— YOUR TASK —
Look through the listing for the word "Площадь". Copy each line that has it.

— DATA RECORDS —
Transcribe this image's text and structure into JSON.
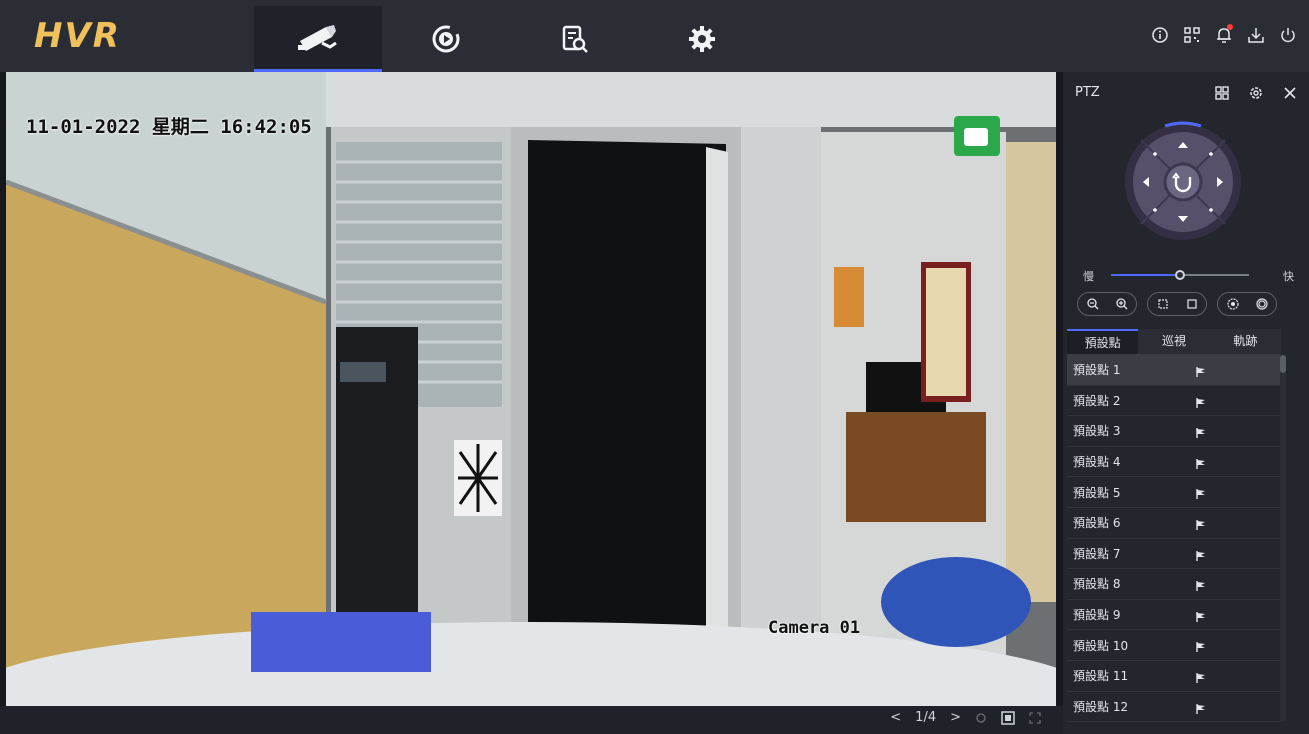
{
  "app": {
    "logo": "HVR"
  },
  "nav": {
    "tabs": [
      {
        "name": "live-view",
        "icon": "camera-icon"
      },
      {
        "name": "playback",
        "icon": "playback-icon"
      },
      {
        "name": "search",
        "icon": "file-search-icon"
      },
      {
        "name": "settings",
        "icon": "gear-icon"
      }
    ],
    "active": "live-view"
  },
  "top_icons": [
    "info-icon",
    "qr-code-icon",
    "bell-icon",
    "download-icon",
    "power-icon"
  ],
  "video": {
    "osd_datetime": "11-01-2022 星期二 16:42:05",
    "osd_camera": "Camera 01"
  },
  "pager": {
    "page": "1/4"
  },
  "ptz": {
    "title": "PTZ",
    "speed_slow": "慢",
    "speed_fast": "快",
    "speed_level": 0.5,
    "tabs": [
      "預設點",
      "巡視",
      "軌跡"
    ],
    "presets": [
      "預設點 1",
      "預設點 2",
      "預設點 3",
      "預設點 4",
      "預設點 5",
      "預設點 6",
      "預設點 7",
      "預設點 8",
      "預設點 9",
      "預設點 10",
      "預設點 11",
      "預設點 12"
    ]
  },
  "colors": {
    "accent": "#4f6bff",
    "logo": "#f0c15a",
    "alert": "#ff3b3b"
  }
}
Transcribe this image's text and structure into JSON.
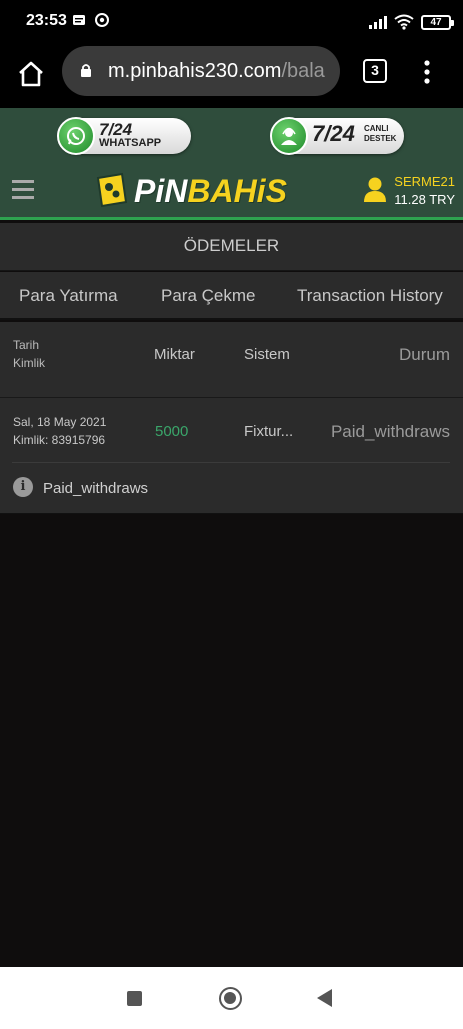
{
  "status_bar": {
    "time": "23:53",
    "battery": "47"
  },
  "browser": {
    "url_main": "m.pinbahis230.com",
    "url_rest": "/bala",
    "tab_count": "3"
  },
  "header": {
    "whatsapp_line1": "7/24",
    "whatsapp_line2": "WHATSAPP",
    "support_line1": "7/24",
    "support_line2": "CANLI",
    "support_line3": "DESTEK",
    "logo_part1": "PiN",
    "logo_part2": "BAHiS",
    "username": "SERME21",
    "balance": "11.28 TRY"
  },
  "page": {
    "title": "ÖDEMELER",
    "tabs": [
      "Para Yatırma",
      "Para Çekme",
      "Transaction History"
    ]
  },
  "table": {
    "headers": {
      "date": "Tarih",
      "id": "Kimlik",
      "amount": "Miktar",
      "system": "Sistem",
      "status": "Durum"
    },
    "rows": [
      {
        "date": "Sal, 18 May 2021",
        "id": "Kimlik: 83915796",
        "amount": "5000",
        "system": "Fixtur...",
        "status": "Paid_withdraws"
      }
    ],
    "info": "Paid_withdraws"
  },
  "colors": {
    "header_bg": "#2f4d3c",
    "accent_green": "#2ea24f",
    "logo_yellow": "#f6d21f",
    "amount_green": "#3aa66a"
  }
}
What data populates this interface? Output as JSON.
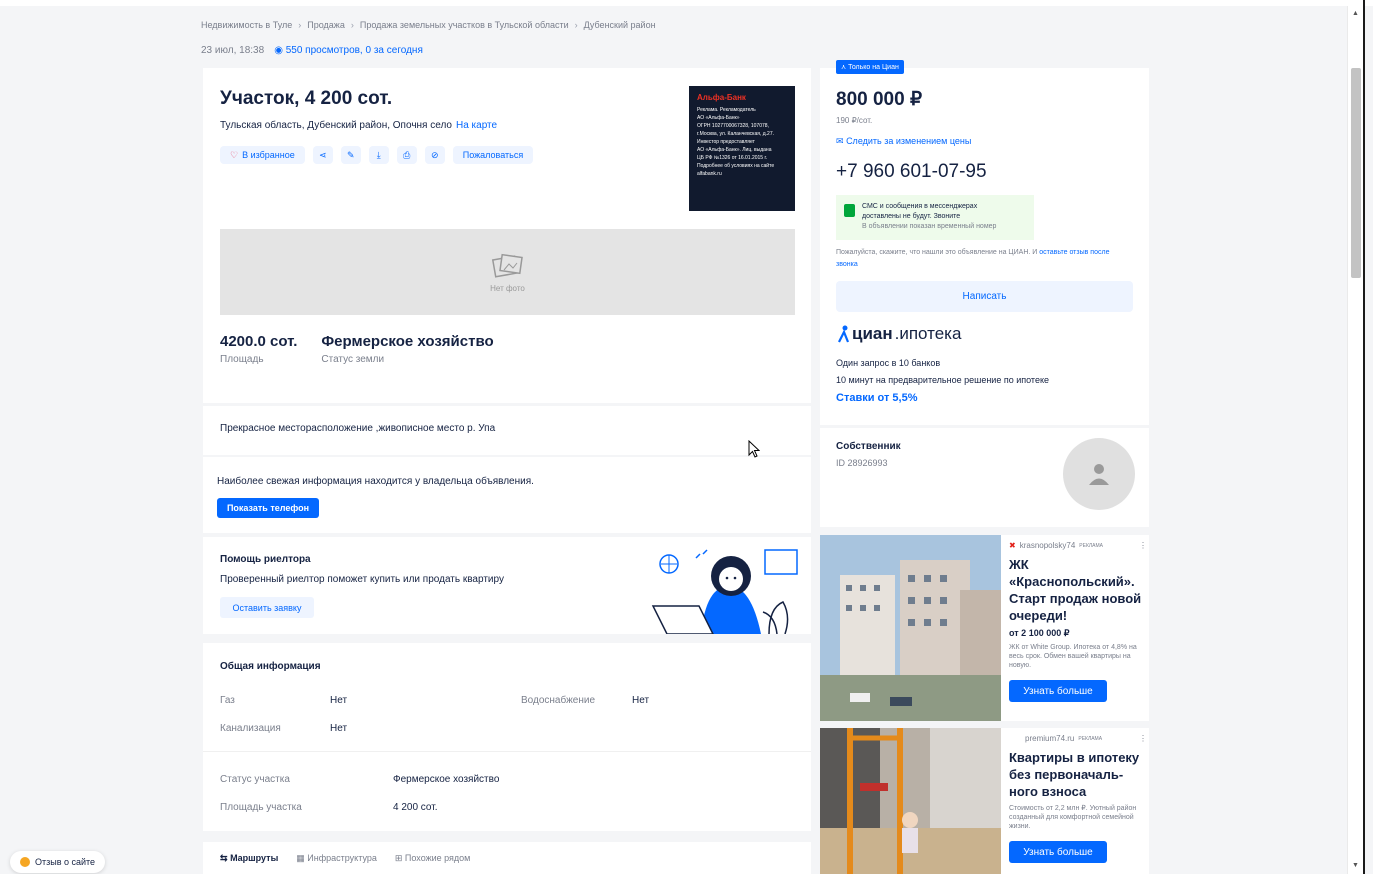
{
  "breadcrumbs": [
    "Недвижимость в Туле",
    "Продажа",
    "Продажа земельных участков в Тульской области",
    "Дубенский район"
  ],
  "meta": {
    "date": "23 июл, 18:38",
    "views": "550 просмотров, 0 за сегодня"
  },
  "listing": {
    "title": "Участок, 4 200 сот.",
    "address": "Тульская область, Дубенский район, Опочня село",
    "map_link": "На карте",
    "favorite_label": "В избранное",
    "complain_label": "Пожаловаться",
    "photo_placeholder": "Нет фото",
    "specs": [
      {
        "value": "4200.0 сот.",
        "label": "Площадь"
      },
      {
        "value": "Фермерское хозяйство",
        "label": "Статус земли"
      }
    ]
  },
  "bank_ad": {
    "logo": "Альфа-Банк",
    "lines": [
      "Реклама. Рекламодатель",
      "АО «Альфа-Банк»",
      "ОГРН 1027700067328, 107078,",
      "г.Москва, ул. Каланчевская, д.27.",
      "Инвестор предоставляет",
      "АО «Альфа-Банк». Лиц. выдана",
      "ЦБ РФ №1326 от 16.01.2015 г.",
      "Подробнее об условиях на сайте",
      "alfabank.ru"
    ]
  },
  "description": "Прекрасное месторасположение ,живописное место р. Упа",
  "contact_info": {
    "text": "Наиболее свежая информация находится у владельца объявления.",
    "button": "Показать телефон"
  },
  "realtor": {
    "title": "Помощь риелтора",
    "text": "Проверенный риелтор поможет купить или продать квартиру",
    "button": "Оставить заявку"
  },
  "general": {
    "title": "Общая информация",
    "gas_label": "Газ",
    "gas_value": "Нет",
    "water_label": "Водоснабжение",
    "water_value": "Нет",
    "sewer_label": "Канализация",
    "sewer_value": "Нет",
    "status_label": "Статус участка",
    "status_value": "Фермерское хозяйство",
    "area_label": "Площадь участка",
    "area_value": "4 200 сот."
  },
  "tabs": [
    "Маршруты",
    "Инфраструктура",
    "Похожие рядом"
  ],
  "price_card": {
    "badge": "Только на Циан",
    "price": "800 000 ₽",
    "per_unit": "190 ₽/сот.",
    "watch_label": "Следить за изменением цены",
    "phone": "+7 960 601-07-95",
    "notice_line1": "СМС и сообщения в мессенджерах",
    "notice_line2": "доставлены не будут. Звоните",
    "notice_sub": "В объявлении показан временный номер",
    "hint": "Пожалуйста, скажите, что нашли это объявление на ЦИАН. И ",
    "hint_link": "оставьте отзыв после звонка",
    "write_button": "Написать",
    "cian_brand": "циан",
    "cian_product": ".ипотека",
    "cian_line1": "Один запрос в 10 банков",
    "cian_line2": "10 минут на предварительное решение по ипотеке",
    "cian_rates": "Ставки от 5,5%"
  },
  "owner": {
    "name": "Собственник",
    "id": "ID 28926993"
  },
  "ads": [
    {
      "source": "krasnopolsky74",
      "tag": "РЕКЛАМА",
      "title": "ЖК «Краснопольский». Старт продаж новой очереди!",
      "price": "от 2 100 000 ₽",
      "desc": "ЖК от White Group. Ипотека от 4,8% на весь срок. Обмен вашей квартиры на новую.",
      "button": "Узнать больше"
    },
    {
      "source": "premium74.ru",
      "tag": "РЕКЛАМА",
      "title": "Квартиры в ипотеку без первоначаль-ного взноса",
      "desc": "Стоимость от 2,2 млн ₽. Уютный район созданный для комфортной семейной жизни.",
      "button": "Узнать больше"
    }
  ],
  "feedback": "Отзыв о сайте",
  "colors": {
    "accent": "#0468ff",
    "text": "#152242",
    "muted": "#7a7f8c",
    "success": "#00a63b"
  }
}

— TASK RESULT —
        "label": "Площадь"
    "area_label": "Площадь участка",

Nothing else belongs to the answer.